### [THE EXERCISE]
Reproduce verbatim the lines from the first line through the line containing "aligned-read[interactable] [248, 1062, 420, 1066]", including both of these lines.

+++ SUPPLIED MATERIAL +++

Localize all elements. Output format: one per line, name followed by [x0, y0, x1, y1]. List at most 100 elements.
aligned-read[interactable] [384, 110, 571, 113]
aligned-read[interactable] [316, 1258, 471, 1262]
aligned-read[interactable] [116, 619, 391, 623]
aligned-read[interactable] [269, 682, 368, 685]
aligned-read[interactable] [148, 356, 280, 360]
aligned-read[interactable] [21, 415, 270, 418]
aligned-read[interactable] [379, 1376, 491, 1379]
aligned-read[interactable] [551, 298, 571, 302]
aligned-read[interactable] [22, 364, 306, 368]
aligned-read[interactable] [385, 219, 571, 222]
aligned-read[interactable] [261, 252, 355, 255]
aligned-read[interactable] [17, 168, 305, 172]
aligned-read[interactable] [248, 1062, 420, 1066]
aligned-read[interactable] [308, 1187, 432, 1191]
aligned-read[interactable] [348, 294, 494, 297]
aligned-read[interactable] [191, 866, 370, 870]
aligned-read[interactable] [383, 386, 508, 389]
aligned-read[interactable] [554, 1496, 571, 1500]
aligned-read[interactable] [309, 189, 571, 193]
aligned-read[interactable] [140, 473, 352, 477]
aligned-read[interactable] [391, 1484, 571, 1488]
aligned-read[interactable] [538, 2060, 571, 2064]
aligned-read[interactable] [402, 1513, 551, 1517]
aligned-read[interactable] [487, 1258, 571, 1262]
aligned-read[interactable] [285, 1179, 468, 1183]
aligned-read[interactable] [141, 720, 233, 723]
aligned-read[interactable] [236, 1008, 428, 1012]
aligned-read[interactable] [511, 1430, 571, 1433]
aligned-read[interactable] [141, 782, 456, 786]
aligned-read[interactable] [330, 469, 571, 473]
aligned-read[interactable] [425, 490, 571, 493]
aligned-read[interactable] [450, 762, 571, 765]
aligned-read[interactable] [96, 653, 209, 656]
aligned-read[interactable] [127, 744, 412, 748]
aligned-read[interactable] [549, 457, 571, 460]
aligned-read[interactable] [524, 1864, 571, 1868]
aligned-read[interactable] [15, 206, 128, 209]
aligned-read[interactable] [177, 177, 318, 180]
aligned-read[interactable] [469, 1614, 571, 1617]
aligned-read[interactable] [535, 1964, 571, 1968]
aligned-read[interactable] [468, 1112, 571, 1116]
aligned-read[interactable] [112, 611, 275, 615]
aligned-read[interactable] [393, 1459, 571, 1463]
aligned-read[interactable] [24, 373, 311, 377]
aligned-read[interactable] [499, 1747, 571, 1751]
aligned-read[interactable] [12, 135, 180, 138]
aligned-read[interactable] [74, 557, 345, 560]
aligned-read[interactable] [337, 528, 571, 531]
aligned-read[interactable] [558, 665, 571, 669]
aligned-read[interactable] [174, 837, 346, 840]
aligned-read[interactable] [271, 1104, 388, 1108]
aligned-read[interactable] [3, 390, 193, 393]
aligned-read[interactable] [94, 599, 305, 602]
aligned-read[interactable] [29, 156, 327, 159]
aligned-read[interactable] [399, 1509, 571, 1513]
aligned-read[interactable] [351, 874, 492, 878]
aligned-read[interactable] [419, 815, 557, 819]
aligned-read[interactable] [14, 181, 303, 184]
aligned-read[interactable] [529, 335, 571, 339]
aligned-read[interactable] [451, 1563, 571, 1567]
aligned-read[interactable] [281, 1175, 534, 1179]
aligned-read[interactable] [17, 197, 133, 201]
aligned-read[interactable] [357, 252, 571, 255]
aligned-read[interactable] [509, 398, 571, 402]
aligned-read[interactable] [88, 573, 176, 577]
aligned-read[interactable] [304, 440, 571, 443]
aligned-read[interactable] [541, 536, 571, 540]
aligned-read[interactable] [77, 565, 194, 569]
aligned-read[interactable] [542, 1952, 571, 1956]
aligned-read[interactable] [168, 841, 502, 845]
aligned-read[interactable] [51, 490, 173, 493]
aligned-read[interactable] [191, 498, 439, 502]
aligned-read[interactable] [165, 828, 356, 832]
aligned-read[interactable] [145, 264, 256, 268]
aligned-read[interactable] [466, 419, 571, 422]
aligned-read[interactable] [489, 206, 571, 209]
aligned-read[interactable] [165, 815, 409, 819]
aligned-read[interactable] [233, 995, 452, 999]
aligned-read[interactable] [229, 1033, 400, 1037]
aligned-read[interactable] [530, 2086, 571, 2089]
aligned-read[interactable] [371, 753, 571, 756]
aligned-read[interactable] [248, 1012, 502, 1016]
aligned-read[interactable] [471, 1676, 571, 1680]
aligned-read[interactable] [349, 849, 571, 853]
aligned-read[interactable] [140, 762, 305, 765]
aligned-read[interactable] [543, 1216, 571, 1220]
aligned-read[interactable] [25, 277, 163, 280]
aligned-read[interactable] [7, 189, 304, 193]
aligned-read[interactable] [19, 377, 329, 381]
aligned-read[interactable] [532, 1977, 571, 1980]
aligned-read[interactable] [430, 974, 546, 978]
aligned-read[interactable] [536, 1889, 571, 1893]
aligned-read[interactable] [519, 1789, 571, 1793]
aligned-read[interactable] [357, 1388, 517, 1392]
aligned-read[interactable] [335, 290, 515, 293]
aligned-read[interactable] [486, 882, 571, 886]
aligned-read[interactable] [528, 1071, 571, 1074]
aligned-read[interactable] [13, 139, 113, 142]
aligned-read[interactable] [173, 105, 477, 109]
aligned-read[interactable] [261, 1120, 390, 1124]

+++

### [RESULT FOR THIS EXERCISE]
Localize all elements. Output format: one per line, name followed by [x0, y0, x1, y1]. List at most 100 elements.
aligned-read[interactable] [384, 110, 571, 113]
aligned-read[interactable] [316, 1258, 471, 1262]
aligned-read[interactable] [116, 619, 391, 623]
aligned-read[interactable] [269, 682, 368, 685]
aligned-read[interactable] [148, 356, 280, 360]
aligned-read[interactable] [21, 415, 270, 418]
aligned-read[interactable] [379, 1376, 491, 1379]
aligned-read[interactable] [551, 298, 571, 302]
aligned-read[interactable] [22, 364, 306, 368]
aligned-read[interactable] [385, 219, 571, 222]
aligned-read[interactable] [261, 252, 355, 255]
aligned-read[interactable] [17, 168, 305, 172]
aligned-read[interactable] [248, 1062, 420, 1066]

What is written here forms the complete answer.